━━━━━ Material ━━━━━
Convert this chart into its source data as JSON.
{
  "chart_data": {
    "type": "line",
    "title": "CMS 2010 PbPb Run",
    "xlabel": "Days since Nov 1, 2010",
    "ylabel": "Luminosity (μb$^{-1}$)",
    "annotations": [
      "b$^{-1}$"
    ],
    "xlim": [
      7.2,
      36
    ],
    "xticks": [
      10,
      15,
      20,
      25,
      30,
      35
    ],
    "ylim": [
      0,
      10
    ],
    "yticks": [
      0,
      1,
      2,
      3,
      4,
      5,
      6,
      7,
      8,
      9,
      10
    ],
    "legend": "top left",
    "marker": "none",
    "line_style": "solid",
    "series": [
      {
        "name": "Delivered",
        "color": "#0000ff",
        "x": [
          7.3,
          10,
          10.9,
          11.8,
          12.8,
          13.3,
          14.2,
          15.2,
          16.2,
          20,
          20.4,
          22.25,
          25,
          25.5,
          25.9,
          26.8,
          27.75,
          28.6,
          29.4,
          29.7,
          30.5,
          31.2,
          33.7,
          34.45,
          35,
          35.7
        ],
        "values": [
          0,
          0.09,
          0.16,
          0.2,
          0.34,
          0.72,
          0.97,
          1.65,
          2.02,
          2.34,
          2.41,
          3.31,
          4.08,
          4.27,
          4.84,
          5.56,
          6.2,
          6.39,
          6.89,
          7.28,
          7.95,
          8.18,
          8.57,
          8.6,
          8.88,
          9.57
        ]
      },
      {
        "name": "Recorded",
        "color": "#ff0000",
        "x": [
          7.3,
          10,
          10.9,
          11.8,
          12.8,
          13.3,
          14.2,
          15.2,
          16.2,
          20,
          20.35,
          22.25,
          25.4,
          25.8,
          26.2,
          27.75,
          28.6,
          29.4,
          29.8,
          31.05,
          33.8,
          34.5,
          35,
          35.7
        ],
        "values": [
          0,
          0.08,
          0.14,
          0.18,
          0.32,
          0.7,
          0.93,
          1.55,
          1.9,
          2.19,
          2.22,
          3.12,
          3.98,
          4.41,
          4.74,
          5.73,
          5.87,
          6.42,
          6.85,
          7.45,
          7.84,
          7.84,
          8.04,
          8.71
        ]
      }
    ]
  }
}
━━━━━
** Objective **
Send back all of the entries exactly, with nothing missing.

** Exercise result **
Convert this chart into its source data as JSON.
{
  "chart_data": {
    "type": "line",
    "title": "CMS 2010 PbPb Run",
    "xlabel": "Days since Nov 1, 2010",
    "ylabel": "Luminosity (μb$^{-1}$)",
    "annotations": [
      "b$^{-1}$"
    ],
    "xlim": [
      7.2,
      36
    ],
    "xticks": [
      10,
      15,
      20,
      25,
      30,
      35
    ],
    "ylim": [
      0,
      10
    ],
    "yticks": [
      0,
      1,
      2,
      3,
      4,
      5,
      6,
      7,
      8,
      9,
      10
    ],
    "legend": "top left",
    "marker": "none",
    "line_style": "solid",
    "series": [
      {
        "name": "Delivered",
        "color": "#0000ff",
        "x": [
          7.3,
          10,
          10.9,
          11.8,
          12.8,
          13.3,
          14.2,
          15.2,
          16.2,
          20,
          20.4,
          22.25,
          25,
          25.5,
          25.9,
          26.8,
          27.75,
          28.6,
          29.4,
          29.7,
          30.5,
          31.2,
          33.7,
          34.45,
          35,
          35.7
        ],
        "values": [
          0,
          0.09,
          0.16,
          0.2,
          0.34,
          0.72,
          0.97,
          1.65,
          2.02,
          2.34,
          2.41,
          3.31,
          4.08,
          4.27,
          4.84,
          5.56,
          6.2,
          6.39,
          6.89,
          7.28,
          7.95,
          8.18,
          8.57,
          8.6,
          8.88,
          9.57
        ]
      },
      {
        "name": "Recorded",
        "color": "#ff0000",
        "x": [
          7.3,
          10,
          10.9,
          11.8,
          12.8,
          13.3,
          14.2,
          15.2,
          16.2,
          20,
          20.35,
          22.25,
          25.4,
          25.8,
          26.2,
          27.75,
          28.6,
          29.4,
          29.8,
          31.05,
          33.8,
          34.5,
          35,
          35.7
        ],
        "values": [
          0,
          0.08,
          0.14,
          0.18,
          0.32,
          0.7,
          0.93,
          1.55,
          1.9,
          2.19,
          2.22,
          3.12,
          3.98,
          4.41,
          4.74,
          5.73,
          5.87,
          6.42,
          6.85,
          7.45,
          7.84,
          7.84,
          8.04,
          8.71
        ]
      }
    ]
  }
}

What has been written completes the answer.